EXERCISE INSTRUCTIONS: Pick out each line below containing "this".

** START SUPPLIED RECORDS **

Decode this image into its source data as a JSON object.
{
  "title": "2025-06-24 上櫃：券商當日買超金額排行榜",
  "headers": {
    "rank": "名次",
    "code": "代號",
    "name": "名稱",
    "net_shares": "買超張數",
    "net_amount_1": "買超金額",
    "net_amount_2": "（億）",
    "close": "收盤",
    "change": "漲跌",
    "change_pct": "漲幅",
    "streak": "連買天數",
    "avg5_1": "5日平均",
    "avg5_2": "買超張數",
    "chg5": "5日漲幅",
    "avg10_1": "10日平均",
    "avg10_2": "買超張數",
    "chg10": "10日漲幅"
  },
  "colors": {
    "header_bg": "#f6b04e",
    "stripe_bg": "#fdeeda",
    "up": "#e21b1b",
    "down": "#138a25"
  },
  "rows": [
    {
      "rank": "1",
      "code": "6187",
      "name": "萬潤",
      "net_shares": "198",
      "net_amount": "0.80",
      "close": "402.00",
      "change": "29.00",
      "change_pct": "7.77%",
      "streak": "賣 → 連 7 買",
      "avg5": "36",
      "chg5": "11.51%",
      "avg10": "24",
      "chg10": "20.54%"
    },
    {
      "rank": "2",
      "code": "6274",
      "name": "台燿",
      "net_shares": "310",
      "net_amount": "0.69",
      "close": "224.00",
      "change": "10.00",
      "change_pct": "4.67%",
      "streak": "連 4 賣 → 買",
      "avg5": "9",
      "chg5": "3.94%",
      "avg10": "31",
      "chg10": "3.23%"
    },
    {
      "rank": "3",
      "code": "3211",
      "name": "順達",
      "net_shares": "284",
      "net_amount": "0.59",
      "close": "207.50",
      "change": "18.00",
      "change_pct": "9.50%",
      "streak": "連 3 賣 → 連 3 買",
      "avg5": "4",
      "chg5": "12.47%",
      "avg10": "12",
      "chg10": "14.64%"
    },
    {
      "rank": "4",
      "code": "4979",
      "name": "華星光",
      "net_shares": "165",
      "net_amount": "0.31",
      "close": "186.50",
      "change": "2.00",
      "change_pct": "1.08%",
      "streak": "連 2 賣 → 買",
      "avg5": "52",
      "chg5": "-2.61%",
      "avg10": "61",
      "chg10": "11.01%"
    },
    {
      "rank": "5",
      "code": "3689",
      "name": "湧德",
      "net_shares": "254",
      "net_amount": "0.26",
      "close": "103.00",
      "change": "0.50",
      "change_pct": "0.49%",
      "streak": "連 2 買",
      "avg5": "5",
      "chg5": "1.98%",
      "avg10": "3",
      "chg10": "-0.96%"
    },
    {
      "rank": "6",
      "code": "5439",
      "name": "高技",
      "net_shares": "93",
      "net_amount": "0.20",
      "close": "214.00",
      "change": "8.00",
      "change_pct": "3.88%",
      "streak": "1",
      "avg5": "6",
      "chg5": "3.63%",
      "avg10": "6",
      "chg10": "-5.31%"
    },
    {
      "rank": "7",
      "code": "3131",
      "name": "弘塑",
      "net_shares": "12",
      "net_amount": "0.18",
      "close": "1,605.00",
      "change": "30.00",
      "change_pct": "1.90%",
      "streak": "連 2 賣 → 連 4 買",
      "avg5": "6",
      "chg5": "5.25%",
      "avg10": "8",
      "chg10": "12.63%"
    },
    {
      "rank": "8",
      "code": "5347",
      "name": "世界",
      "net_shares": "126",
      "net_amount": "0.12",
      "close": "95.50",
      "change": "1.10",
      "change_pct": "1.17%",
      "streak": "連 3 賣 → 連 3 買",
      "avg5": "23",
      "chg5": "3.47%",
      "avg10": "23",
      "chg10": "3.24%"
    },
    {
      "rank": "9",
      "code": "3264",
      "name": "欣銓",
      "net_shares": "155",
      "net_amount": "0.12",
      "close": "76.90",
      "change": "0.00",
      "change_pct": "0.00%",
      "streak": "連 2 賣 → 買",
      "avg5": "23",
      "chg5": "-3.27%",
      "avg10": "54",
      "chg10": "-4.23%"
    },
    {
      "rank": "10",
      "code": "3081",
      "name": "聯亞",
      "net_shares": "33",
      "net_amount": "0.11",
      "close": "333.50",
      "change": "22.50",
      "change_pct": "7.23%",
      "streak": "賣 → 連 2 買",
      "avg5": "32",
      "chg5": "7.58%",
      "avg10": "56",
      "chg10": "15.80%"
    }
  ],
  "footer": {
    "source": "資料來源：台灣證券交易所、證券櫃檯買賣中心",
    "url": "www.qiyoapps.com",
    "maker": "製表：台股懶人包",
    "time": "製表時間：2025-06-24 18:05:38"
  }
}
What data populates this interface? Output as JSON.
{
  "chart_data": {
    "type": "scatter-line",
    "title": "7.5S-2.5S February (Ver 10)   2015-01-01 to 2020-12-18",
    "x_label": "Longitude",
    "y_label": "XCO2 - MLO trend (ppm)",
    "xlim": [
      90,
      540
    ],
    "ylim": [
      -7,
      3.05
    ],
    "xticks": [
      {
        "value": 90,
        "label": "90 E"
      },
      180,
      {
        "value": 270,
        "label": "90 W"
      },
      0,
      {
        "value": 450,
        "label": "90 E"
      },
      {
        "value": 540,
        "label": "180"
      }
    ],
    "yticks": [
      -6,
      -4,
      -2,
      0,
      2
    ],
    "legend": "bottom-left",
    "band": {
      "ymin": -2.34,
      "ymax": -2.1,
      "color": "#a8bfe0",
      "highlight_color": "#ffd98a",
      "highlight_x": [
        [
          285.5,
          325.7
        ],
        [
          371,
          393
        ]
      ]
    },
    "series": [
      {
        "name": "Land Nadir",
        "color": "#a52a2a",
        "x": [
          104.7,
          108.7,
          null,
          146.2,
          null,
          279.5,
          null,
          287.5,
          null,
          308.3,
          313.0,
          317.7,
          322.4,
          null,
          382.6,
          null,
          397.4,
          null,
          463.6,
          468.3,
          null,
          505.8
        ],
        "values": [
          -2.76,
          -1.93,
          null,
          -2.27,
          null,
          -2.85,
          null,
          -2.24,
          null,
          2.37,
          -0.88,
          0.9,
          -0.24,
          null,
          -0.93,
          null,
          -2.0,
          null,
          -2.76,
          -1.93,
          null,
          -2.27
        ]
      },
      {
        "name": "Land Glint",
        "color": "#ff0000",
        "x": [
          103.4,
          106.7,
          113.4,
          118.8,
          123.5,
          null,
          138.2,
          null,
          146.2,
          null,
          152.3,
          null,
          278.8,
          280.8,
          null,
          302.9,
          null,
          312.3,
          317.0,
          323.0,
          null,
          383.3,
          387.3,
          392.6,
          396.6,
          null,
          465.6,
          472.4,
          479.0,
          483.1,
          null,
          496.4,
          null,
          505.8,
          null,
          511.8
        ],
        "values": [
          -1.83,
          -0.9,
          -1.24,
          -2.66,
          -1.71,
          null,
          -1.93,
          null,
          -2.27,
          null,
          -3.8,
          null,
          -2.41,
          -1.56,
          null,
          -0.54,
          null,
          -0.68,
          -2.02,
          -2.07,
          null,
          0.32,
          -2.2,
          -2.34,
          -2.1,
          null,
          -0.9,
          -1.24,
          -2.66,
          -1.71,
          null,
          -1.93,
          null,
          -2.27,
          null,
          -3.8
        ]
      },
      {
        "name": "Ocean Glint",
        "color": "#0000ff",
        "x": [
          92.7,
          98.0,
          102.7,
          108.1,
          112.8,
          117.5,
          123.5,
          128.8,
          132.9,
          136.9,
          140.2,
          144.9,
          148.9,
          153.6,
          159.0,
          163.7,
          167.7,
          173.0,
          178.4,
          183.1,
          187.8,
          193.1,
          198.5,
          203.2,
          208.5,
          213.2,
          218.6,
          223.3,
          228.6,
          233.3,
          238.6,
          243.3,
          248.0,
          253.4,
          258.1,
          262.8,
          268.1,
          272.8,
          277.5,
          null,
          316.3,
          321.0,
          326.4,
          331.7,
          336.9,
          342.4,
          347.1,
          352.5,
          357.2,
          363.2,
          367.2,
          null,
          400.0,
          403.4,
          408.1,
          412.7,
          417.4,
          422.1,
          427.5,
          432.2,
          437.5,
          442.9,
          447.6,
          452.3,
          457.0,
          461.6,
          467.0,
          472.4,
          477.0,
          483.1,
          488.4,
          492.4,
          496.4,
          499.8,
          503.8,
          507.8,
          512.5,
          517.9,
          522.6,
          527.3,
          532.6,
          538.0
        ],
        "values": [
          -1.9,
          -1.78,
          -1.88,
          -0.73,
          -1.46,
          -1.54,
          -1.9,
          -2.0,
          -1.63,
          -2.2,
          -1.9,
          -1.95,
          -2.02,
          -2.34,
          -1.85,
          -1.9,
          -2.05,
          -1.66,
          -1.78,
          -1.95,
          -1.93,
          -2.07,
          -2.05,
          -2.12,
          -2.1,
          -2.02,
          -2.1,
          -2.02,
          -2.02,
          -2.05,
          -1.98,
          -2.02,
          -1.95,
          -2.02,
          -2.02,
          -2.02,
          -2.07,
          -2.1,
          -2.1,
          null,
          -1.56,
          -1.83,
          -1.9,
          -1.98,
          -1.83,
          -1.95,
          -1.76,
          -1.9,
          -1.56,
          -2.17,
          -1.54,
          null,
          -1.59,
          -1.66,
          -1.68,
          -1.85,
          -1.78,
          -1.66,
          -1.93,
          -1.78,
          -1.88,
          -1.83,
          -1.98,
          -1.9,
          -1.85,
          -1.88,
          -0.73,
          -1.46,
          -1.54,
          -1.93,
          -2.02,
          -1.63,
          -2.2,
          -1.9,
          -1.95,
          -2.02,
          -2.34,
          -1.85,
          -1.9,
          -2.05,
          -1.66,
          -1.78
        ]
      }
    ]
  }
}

** END SUPPLIED RECORDS **
** START SUPPLIED RECORDS **

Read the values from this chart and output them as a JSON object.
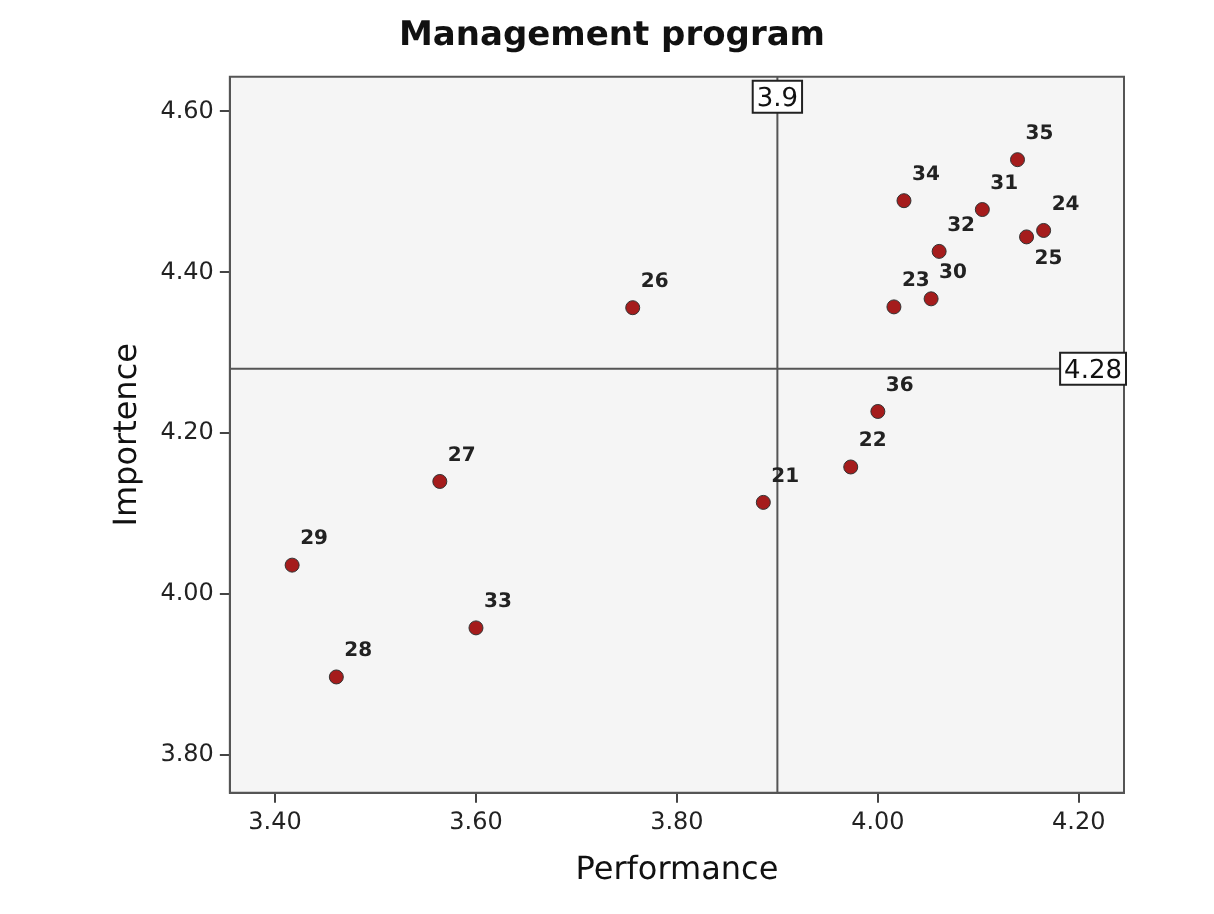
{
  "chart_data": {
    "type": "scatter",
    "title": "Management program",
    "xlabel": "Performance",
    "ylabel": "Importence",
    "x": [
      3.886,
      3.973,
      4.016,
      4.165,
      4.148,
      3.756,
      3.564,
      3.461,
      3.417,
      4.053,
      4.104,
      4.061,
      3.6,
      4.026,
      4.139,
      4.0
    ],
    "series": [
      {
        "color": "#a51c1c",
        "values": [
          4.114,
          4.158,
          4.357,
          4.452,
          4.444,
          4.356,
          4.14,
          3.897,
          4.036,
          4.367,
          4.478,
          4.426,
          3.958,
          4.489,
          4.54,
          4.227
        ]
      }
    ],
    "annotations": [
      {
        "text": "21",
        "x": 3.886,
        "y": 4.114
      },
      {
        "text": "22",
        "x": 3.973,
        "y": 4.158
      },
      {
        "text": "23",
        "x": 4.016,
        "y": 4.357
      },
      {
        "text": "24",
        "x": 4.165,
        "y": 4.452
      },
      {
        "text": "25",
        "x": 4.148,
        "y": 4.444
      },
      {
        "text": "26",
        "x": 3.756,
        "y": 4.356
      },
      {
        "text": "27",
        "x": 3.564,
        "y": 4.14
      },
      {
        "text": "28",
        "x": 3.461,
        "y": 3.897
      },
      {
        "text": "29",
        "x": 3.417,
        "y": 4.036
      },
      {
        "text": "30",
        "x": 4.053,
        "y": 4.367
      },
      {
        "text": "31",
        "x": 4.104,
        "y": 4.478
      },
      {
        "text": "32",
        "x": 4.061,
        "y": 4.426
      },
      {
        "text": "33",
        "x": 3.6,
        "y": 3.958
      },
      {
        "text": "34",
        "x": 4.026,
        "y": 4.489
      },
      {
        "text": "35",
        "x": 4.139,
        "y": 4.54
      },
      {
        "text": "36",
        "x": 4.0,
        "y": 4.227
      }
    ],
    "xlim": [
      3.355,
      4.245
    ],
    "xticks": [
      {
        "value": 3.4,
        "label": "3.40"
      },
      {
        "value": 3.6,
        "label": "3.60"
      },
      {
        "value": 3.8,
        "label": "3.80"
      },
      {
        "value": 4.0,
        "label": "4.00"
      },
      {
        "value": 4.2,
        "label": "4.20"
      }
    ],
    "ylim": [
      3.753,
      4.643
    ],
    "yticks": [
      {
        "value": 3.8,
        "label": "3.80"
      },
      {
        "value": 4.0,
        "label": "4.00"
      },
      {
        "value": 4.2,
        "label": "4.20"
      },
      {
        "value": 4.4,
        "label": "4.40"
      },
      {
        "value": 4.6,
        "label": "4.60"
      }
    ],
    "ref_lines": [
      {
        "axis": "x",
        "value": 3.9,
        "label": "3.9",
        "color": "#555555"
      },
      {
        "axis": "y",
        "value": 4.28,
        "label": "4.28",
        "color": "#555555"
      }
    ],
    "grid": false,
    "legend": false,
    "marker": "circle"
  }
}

** END SUPPLIED RECORDS **

TASK RESPONSE:
Decode this image into its source data as a JSON object.
What data populates this interface? Output as JSON.
Read the values from this chart and output them as a JSON object.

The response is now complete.